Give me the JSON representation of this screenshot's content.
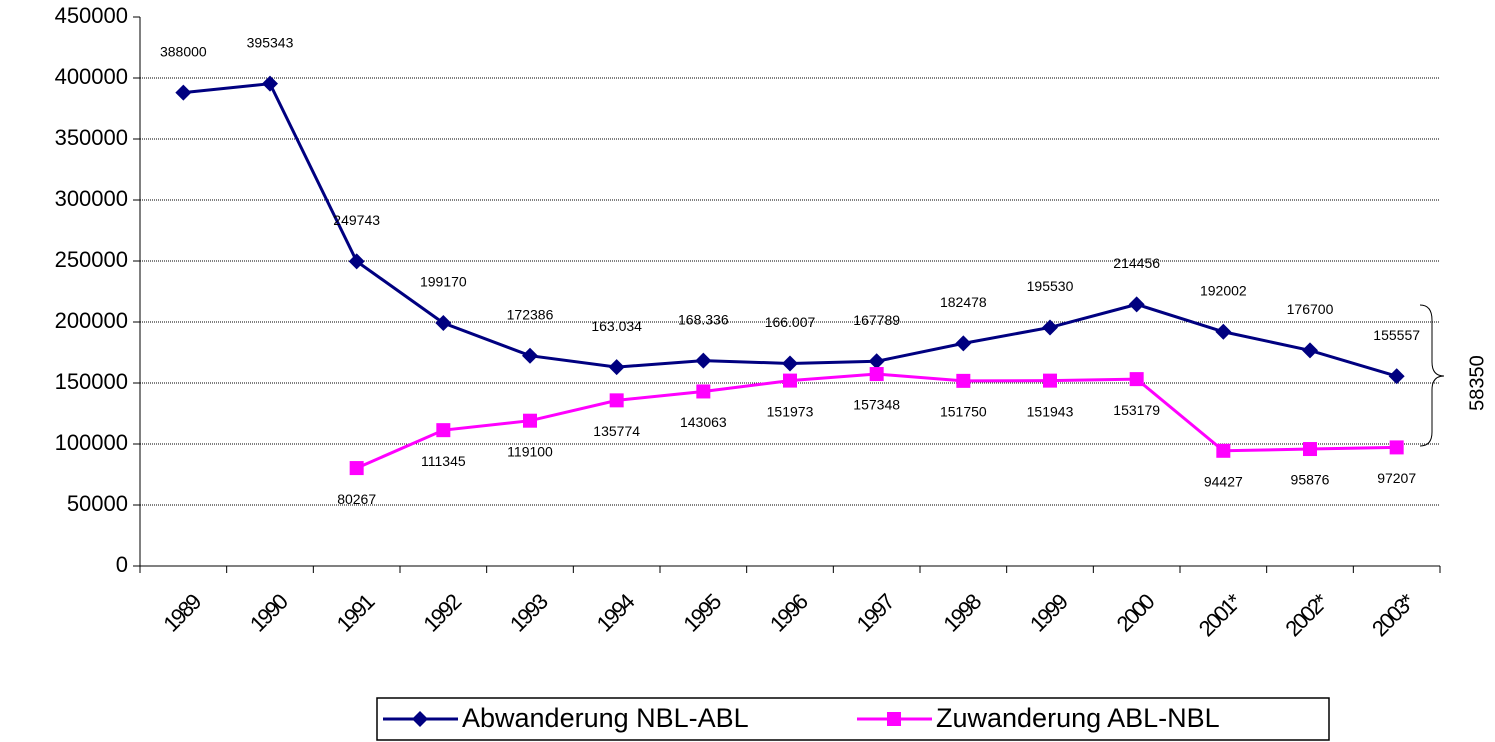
{
  "chart_data": {
    "type": "line",
    "categories": [
      "1989",
      "1990",
      "1991",
      "1992",
      "1993",
      "1994",
      "1995",
      "1996",
      "1997",
      "1998",
      "1999",
      "2000",
      "2001*",
      "2002*",
      "2003*"
    ],
    "series": [
      {
        "name": "Abwanderung NBL-ABL",
        "color": "#000080",
        "marker": "diamond",
        "values": [
          388000,
          395343,
          249743,
          199170,
          172386,
          163034,
          168336,
          166007,
          167789,
          182478,
          195530,
          214456,
          192002,
          176700,
          155557
        ],
        "value_labels": [
          "388000",
          "395343",
          "249743",
          "199170",
          "172386",
          "163.034",
          "168.336",
          "166.007",
          "167789",
          "182478",
          "195530",
          "214456",
          "192002",
          "176700",
          "155557"
        ]
      },
      {
        "name": "Zuwanderung ABL-NBL",
        "color": "#ff00ff",
        "marker": "square",
        "values": [
          null,
          null,
          80267,
          111345,
          119100,
          135774,
          143063,
          151973,
          157348,
          151750,
          151943,
          153179,
          94427,
          95876,
          97207
        ],
        "value_labels": [
          null,
          null,
          "80267",
          "111345",
          "119100",
          "135774",
          "143063",
          "151973",
          "157348",
          "151750",
          "151943",
          "153179",
          "94427",
          "95876",
          "97207"
        ]
      }
    ],
    "ylim": [
      0,
      450000
    ],
    "yticks": [
      0,
      50000,
      100000,
      150000,
      200000,
      250000,
      300000,
      350000,
      400000,
      450000
    ],
    "grid": true,
    "legend": "bottom",
    "annotation": "58350"
  }
}
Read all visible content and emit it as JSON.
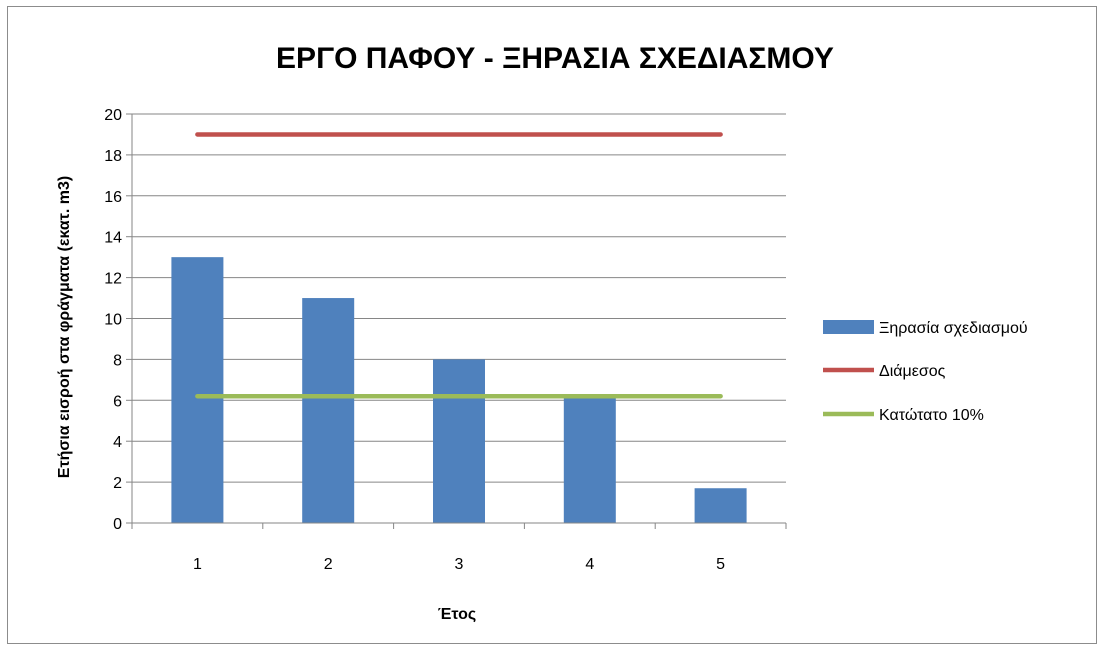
{
  "chart_data": {
    "type": "bar",
    "title": "ΕΡΓΟ ΠΑΦΟΥ - ΞΗΡΑΣΙΑ ΣΧΕΔΙΑΣΜΟΥ",
    "xlabel": "Έτος",
    "ylabel": "Ετήσια εισροή στα φράγματα (εκατ. m3)",
    "categories": [
      "1",
      "2",
      "3",
      "4",
      "5"
    ],
    "ylim": [
      0,
      20
    ],
    "yticks": [
      0,
      2,
      4,
      6,
      8,
      10,
      12,
      14,
      16,
      18,
      20
    ],
    "grid": true,
    "legend_position": "right",
    "series": [
      {
        "name": "Ξηρασία σχεδιασμού",
        "kind": "bar",
        "color": "#4f81bd",
        "values": [
          13,
          11,
          8,
          6.3,
          1.7
        ]
      },
      {
        "name": "Διάμεσος",
        "kind": "line",
        "color": "#c0504d",
        "values": [
          19,
          19,
          19,
          19,
          19
        ]
      },
      {
        "name": "Κατώτατο 10%",
        "kind": "line",
        "color": "#9bbb59",
        "values": [
          6.2,
          6.2,
          6.2,
          6.2,
          6.2
        ]
      }
    ]
  }
}
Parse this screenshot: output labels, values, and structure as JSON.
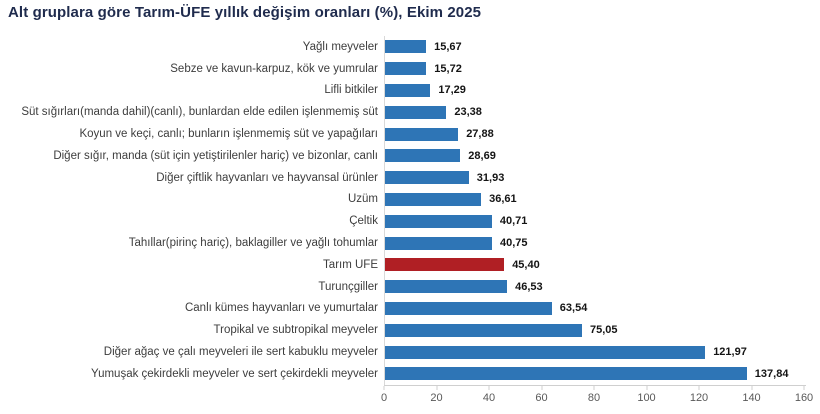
{
  "chart_data": {
    "type": "bar",
    "orientation": "horizontal",
    "title": "Alt gruplara göre Tarım-ÜFE yıllık değişim oranları (%), Ekim 2025",
    "categories": [
      "Yağlı meyveler",
      "Sebze ve kavun-karpuz, kök ve yumrular",
      "Lifli bitkiler",
      "Süt sığırları(manda dahil)(canlı), bunlardan elde edilen işlenmemiş süt",
      "Koyun ve keçi, canlı; bunların işlenmemiş süt ve yapağıları",
      "Diğer sığır, manda (süt için yetiştirilenler hariç) ve bizonlar, canlı",
      "Diğer çiftlik hayvanları ve hayvansal ürünler",
      "Üzüm",
      "Çeltik",
      "Tahıllar(pirinç hariç), baklagiller ve yağlı tohumlar",
      "Tarım ÜFE",
      "Turunçgiller",
      "Canlı kümes hayvanları ve yumurtalar",
      "Tropikal ve subtropikal meyveler",
      "Diğer ağaç ve çalı meyveleri ile sert kabuklu meyveler",
      "Yumuşak çekirdekli meyveler ve sert çekirdekli meyveler"
    ],
    "values": [
      15.67,
      15.72,
      17.29,
      23.38,
      27.88,
      28.69,
      31.93,
      36.61,
      40.71,
      40.75,
      45.4,
      46.53,
      63.54,
      75.05,
      121.97,
      137.84
    ],
    "value_labels": [
      "15,67",
      "15,72",
      "17,29",
      "23,38",
      "27,88",
      "28,69",
      "31,93",
      "36,61",
      "40,71",
      "40,75",
      "45,40",
      "46,53",
      "63,54",
      "75,05",
      "121,97",
      "137,84"
    ],
    "highlight_index": 10,
    "bar_color": "#2E75B6",
    "highlight_color": "#B01F24",
    "xlim": [
      0,
      160
    ],
    "x_ticks": [
      0,
      20,
      40,
      60,
      80,
      100,
      120,
      140,
      160
    ],
    "grid": false,
    "legend": "none",
    "data_labels": true
  }
}
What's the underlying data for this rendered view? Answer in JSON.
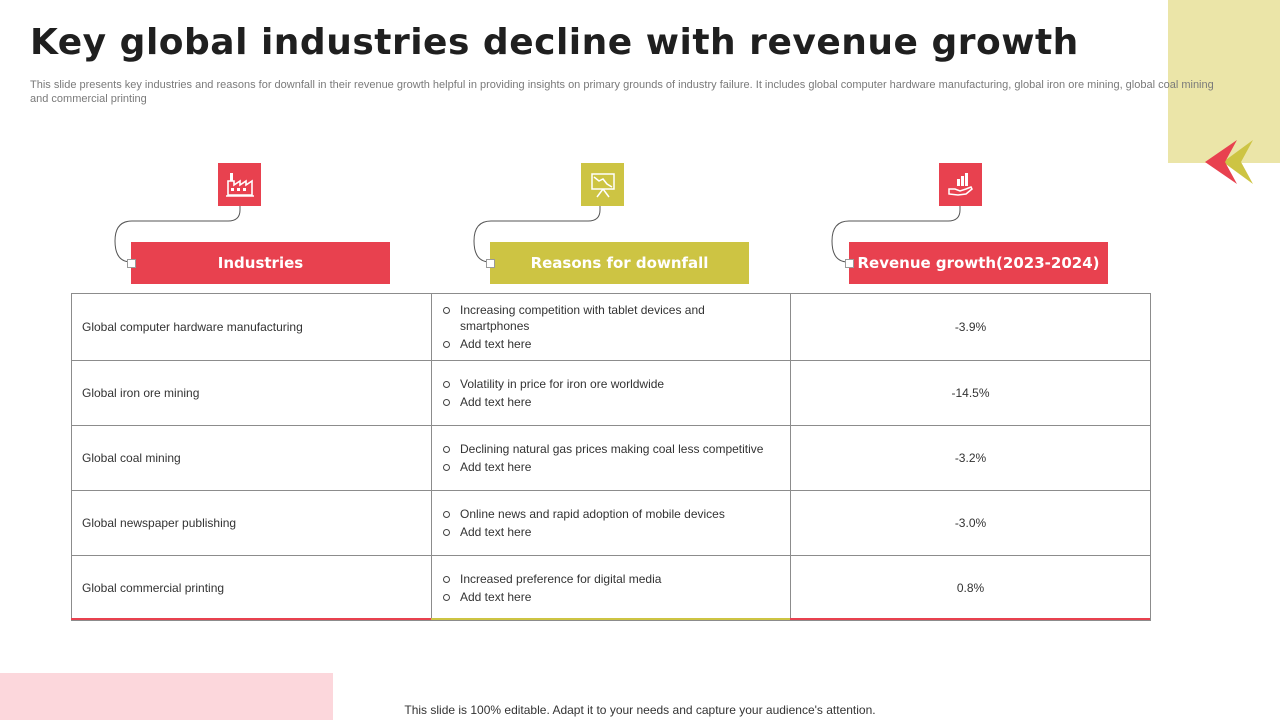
{
  "title": "Key global industries decline with revenue growth",
  "subtitle": "This slide presents key industries and reasons for downfall in their revenue growth helpful in providing insights on primary grounds of industry failure. It includes global computer hardware manufacturing, global iron ore mining, global coal mining and commercial printing",
  "colors": {
    "red": "#e8414f",
    "olive": "#cdc443",
    "pale_yellow": "#ebe5a8",
    "pale_pink": "#fcd7dc"
  },
  "columns": [
    {
      "label": "Industries",
      "icon": "factory-icon"
    },
    {
      "label": "Reasons for downfall",
      "icon": "declining-chart-icon"
    },
    {
      "label": "Revenue growth(2023-2024)",
      "icon": "hand-growth-icon"
    }
  ],
  "rows": [
    {
      "industry": "Global computer hardware  manufacturing",
      "reasons": [
        "Increasing competition with tablet devices and smartphones",
        "Add text here"
      ],
      "growth": "-3.9%"
    },
    {
      "industry": "Global iron ore mining",
      "reasons": [
        "Volatility in price for iron ore worldwide",
        "Add text here"
      ],
      "growth": "-14.5%"
    },
    {
      "industry": "Global coal mining",
      "reasons": [
        "Declining natural gas prices making coal less competitive",
        "Add text here"
      ],
      "growth": "-3.2%"
    },
    {
      "industry": "Global newspaper publishing",
      "reasons": [
        "Online news and rapid adoption of mobile devices",
        "Add text here"
      ],
      "growth": "-3.0%"
    },
    {
      "industry": "Global commercial printing",
      "reasons": [
        "Increased preference for digital media",
        "Add text here"
      ],
      "growth": "0.8%"
    }
  ],
  "footer": "This slide is 100% editable. Adapt it to your needs and capture your audience's attention."
}
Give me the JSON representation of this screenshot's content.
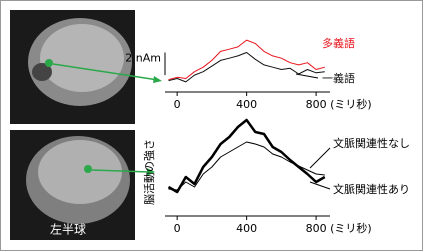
{
  "image_label": "左半球",
  "chart_data": [
    {
      "type": "line",
      "scale_bar": {
        "value": 2,
        "label": "2 nAm"
      },
      "x_label": "(ミリ秒)",
      "x": [
        -50,
        0,
        50,
        100,
        150,
        200,
        250,
        300,
        350,
        400,
        450,
        500,
        550,
        600,
        650,
        700,
        750,
        800,
        850
      ],
      "xlim": [
        -70,
        880
      ],
      "xticks": [
        0,
        400,
        800
      ],
      "ylim": [
        -1,
        4.5
      ],
      "series": [
        {
          "name": "多義語",
          "color": "#e8141c",
          "width": 1,
          "values": [
            0.1,
            0.3,
            0.2,
            0.8,
            1.2,
            1.8,
            2.6,
            2.8,
            3.0,
            3.6,
            3.3,
            2.6,
            2.2,
            2.0,
            1.6,
            1.4,
            1.6,
            1.0,
            1.2
          ]
        },
        {
          "name": "一義語",
          "color": "#111111",
          "width": 1,
          "values": [
            0.0,
            0.2,
            -0.1,
            0.5,
            0.8,
            1.3,
            1.8,
            2.0,
            2.2,
            2.5,
            1.9,
            1.4,
            1.2,
            1.0,
            1.1,
            0.6,
            1.0,
            0.7,
            0.8
          ]
        }
      ]
    },
    {
      "type": "line",
      "y_label": "脳活動の強さ",
      "x_label": "(ミリ秒)",
      "x": [
        -50,
        0,
        50,
        100,
        150,
        200,
        250,
        300,
        350,
        400,
        450,
        500,
        550,
        600,
        650,
        700,
        750,
        800,
        850
      ],
      "xlim": [
        -70,
        880
      ],
      "xticks": [
        0,
        400,
        800
      ],
      "ylim": [
        0,
        10
      ],
      "series": [
        {
          "name": "文脈関連性なし",
          "color": "#000000",
          "width": 2.5,
          "values": [
            2.5,
            2.0,
            3.5,
            2.8,
            4.5,
            5.5,
            6.8,
            7.5,
            8.5,
            9.2,
            8.0,
            7.8,
            6.5,
            6.0,
            5.2,
            4.5,
            3.8,
            3.0,
            3.5
          ]
        },
        {
          "name": "文脈関連性あり",
          "color": "#000000",
          "width": 1,
          "values": [
            2.3,
            2.2,
            3.0,
            2.5,
            3.8,
            4.5,
            5.5,
            6.0,
            6.5,
            7.0,
            6.8,
            6.5,
            5.8,
            5.5,
            5.0,
            4.6,
            4.2,
            3.8,
            3.7
          ]
        }
      ]
    }
  ]
}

**INSTRUCTION:** Using the records above, copy every line that has the word "with" in it.

**OUTPUT FOR THIS EXERCISE:**
  "title": "Key global industries decline with revenue growth",
        "Increasing competition with tablet devices and smartphones",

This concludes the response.